## Exercise prompt:
It would help if you retyped the data exactly, leaving out the pictures.

------------------------------------------------------------------------

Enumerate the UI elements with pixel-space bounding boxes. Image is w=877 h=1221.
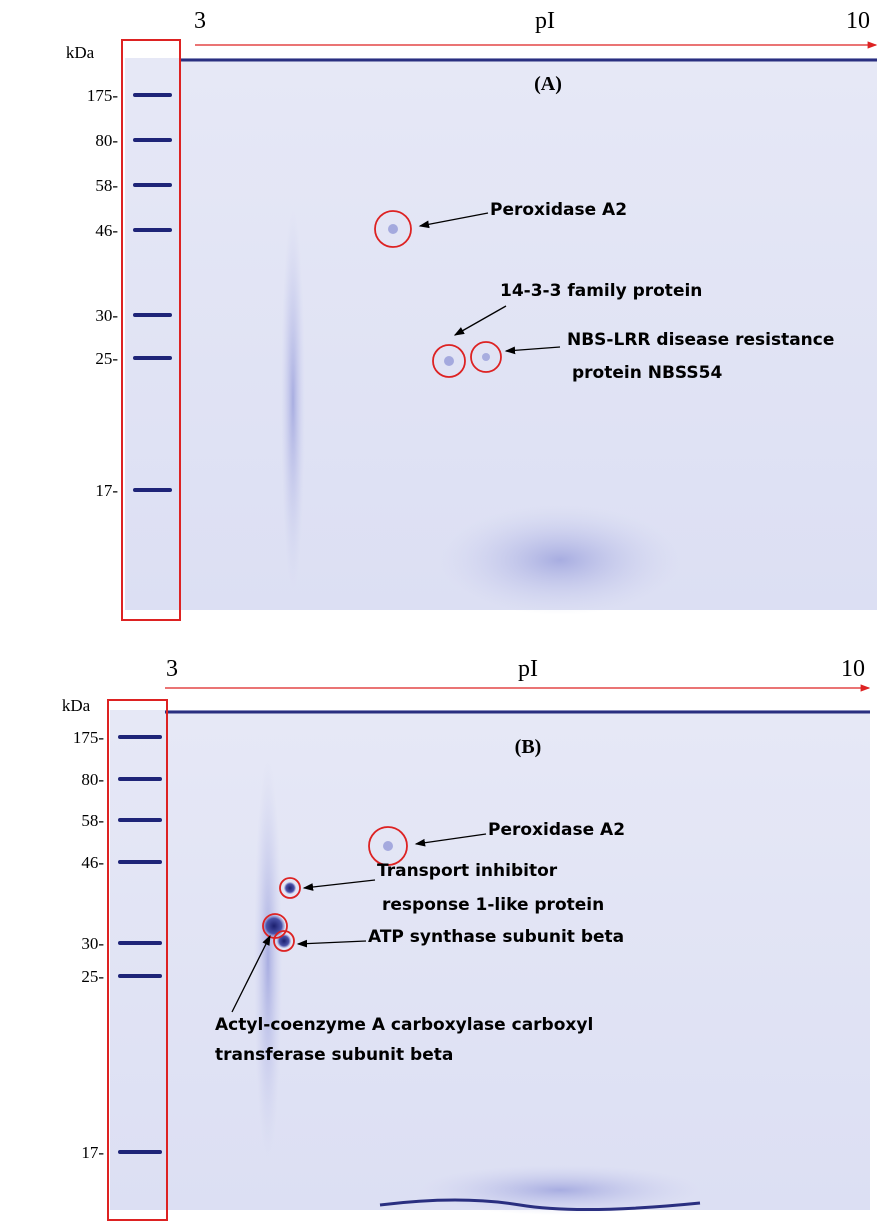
annotation-arrow (504, 346, 561, 355)
annotation-text: Transport inhibitor (377, 861, 558, 881)
marker-label: 17- (95, 481, 118, 500)
annotation-arrow (418, 212, 489, 229)
pi-title: pI (518, 656, 538, 682)
unit-label: kDa (66, 43, 95, 62)
annotation-arrow (302, 879, 376, 891)
annotation-text: protein NBSS54 (572, 363, 722, 383)
spot-circle (374, 210, 412, 248)
annotation-arrow (453, 305, 507, 336)
panel-label: (A) (534, 73, 562, 95)
spot-circle (470, 341, 502, 373)
annotation-text: Peroxidase A2 (488, 820, 625, 840)
marker-label: 25- (95, 349, 118, 368)
marker-label: 80- (95, 131, 118, 150)
marker-label: 175- (73, 728, 105, 747)
annotation-arrow (414, 833, 487, 847)
spot-circle (432, 344, 466, 378)
marker-label: 175- (87, 86, 119, 105)
annotation-arrow (296, 939, 367, 948)
pi-title: pI (535, 8, 555, 34)
spot-circle (279, 877, 301, 899)
ladder-box (121, 39, 181, 621)
annotation-text: ATP synthase subunit beta (368, 927, 624, 947)
gel-b (110, 710, 870, 1215)
marker-label: 46- (81, 853, 104, 872)
unit-label: kDa (62, 696, 91, 715)
marker-label: 58- (81, 811, 104, 830)
spot-circle (262, 913, 288, 939)
pi-start: 3 (194, 8, 206, 34)
pi-start: 3 (166, 656, 178, 682)
annotation-text: Actyl-coenzyme A carboxylase carboxyl (215, 1015, 593, 1035)
annotation-text: NBS-LRR disease resistance (567, 330, 834, 350)
pi-end: 10 (846, 8, 870, 34)
pi-end: 10 (841, 656, 865, 682)
marker-label: 30- (81, 934, 104, 953)
marker-label: 80- (81, 770, 104, 789)
annotation-text: transferase subunit beta (215, 1045, 453, 1065)
panel-label: (B) (515, 736, 542, 758)
annotation-text: 14-3-3 family protein (500, 281, 702, 301)
annotation-text: Peroxidase A2 (490, 200, 627, 220)
spot-circle (368, 826, 408, 866)
spot-circle (273, 930, 295, 952)
marker-label: 46- (95, 221, 118, 240)
marker-label: 58- (95, 176, 118, 195)
ladder-box (107, 699, 168, 1221)
marker-label: 30- (95, 306, 118, 325)
gel-a (125, 58, 877, 615)
annotation-text: response 1-like protein (382, 895, 604, 915)
marker-label: 17- (81, 1143, 104, 1162)
marker-label: 25- (81, 967, 104, 986)
annotation-arrow (231, 934, 271, 1013)
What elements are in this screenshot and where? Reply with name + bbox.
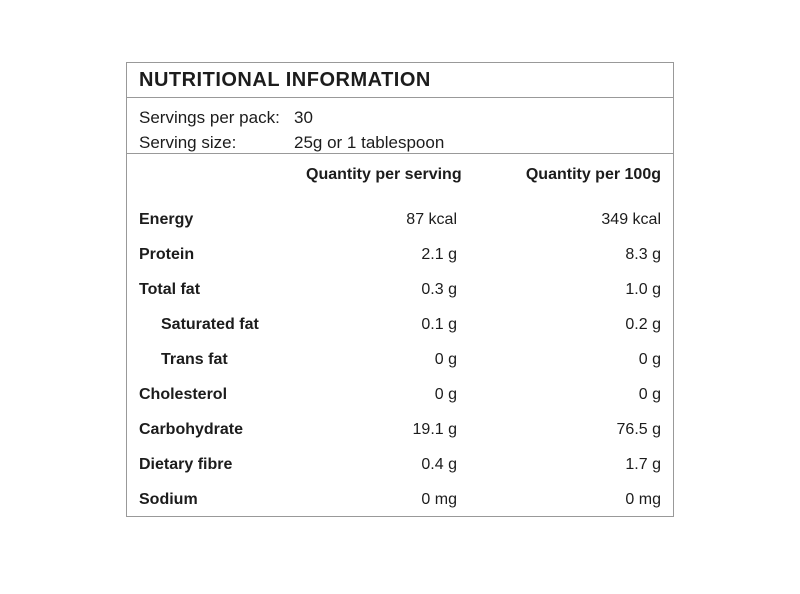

------------------------------------------------------------------------

## Your response:
Enumerate the UI elements with pixel-space bounding boxes. Image is w=877 h=1221.
annotation-arrow (504, 346, 561, 355)
annotation-text: Transport inhibitor (377, 861, 558, 881)
marker-label: 17- (95, 481, 118, 500)
annotation-arrow (418, 212, 489, 229)
pi-title: pI (518, 656, 538, 682)
unit-label: kDa (66, 43, 95, 62)
annotation-arrow (302, 879, 376, 891)
annotation-text: protein NBSS54 (572, 363, 722, 383)
spot-circle (374, 210, 412, 248)
annotation-arrow (453, 305, 507, 336)
panel-label: (A) (534, 73, 562, 95)
spot-circle (470, 341, 502, 373)
annotation-text: Peroxidase A2 (488, 820, 625, 840)
marker-label: 25- (95, 349, 118, 368)
marker-label: 80- (95, 131, 118, 150)
marker-label: 175- (73, 728, 105, 747)
annotation-arrow (414, 833, 487, 847)
spot-circle (432, 344, 466, 378)
marker-label: 175- (87, 86, 119, 105)
annotation-arrow (296, 939, 367, 948)
pi-title: pI (535, 8, 555, 34)
spot-circle (279, 877, 301, 899)
ladder-box (121, 39, 181, 621)
annotation-text: ATP synthase subunit beta (368, 927, 624, 947)
gel-b (110, 710, 870, 1215)
marker-label: 46- (81, 853, 104, 872)
unit-label: kDa (62, 696, 91, 715)
marker-label: 58- (81, 811, 104, 830)
spot-circle (262, 913, 288, 939)
pi-start: 3 (194, 8, 206, 34)
pi-start: 3 (166, 656, 178, 682)
annotation-text: Actyl-coenzyme A carboxylase carboxyl (215, 1015, 593, 1035)
annotation-text: NBS-LRR disease resistance (567, 330, 834, 350)
pi-end: 10 (846, 8, 870, 34)
pi-end: 10 (841, 656, 865, 682)
marker-label: 30- (81, 934, 104, 953)
marker-label: 80- (81, 770, 104, 789)
annotation-text: transferase subunit beta (215, 1045, 453, 1065)
panel-label: (B) (515, 736, 542, 758)
annotation-text: 14-3-3 family protein (500, 281, 702, 301)
annotation-text: Peroxidase A2 (490, 200, 627, 220)
spot-circle (368, 826, 408, 866)
spot-circle (273, 930, 295, 952)
marker-label: 46- (95, 221, 118, 240)
marker-label: 58- (95, 176, 118, 195)
ladder-box (107, 699, 168, 1221)
marker-label: 30- (95, 306, 118, 325)
gel-a (125, 58, 877, 615)
annotation-text: response 1-like protein (382, 895, 604, 915)
marker-label: 17- (81, 1143, 104, 1162)
marker-label: 25- (81, 967, 104, 986)
annotation-arrow (231, 934, 271, 1013)
What elements are in this screenshot and where? Reply with name + bbox.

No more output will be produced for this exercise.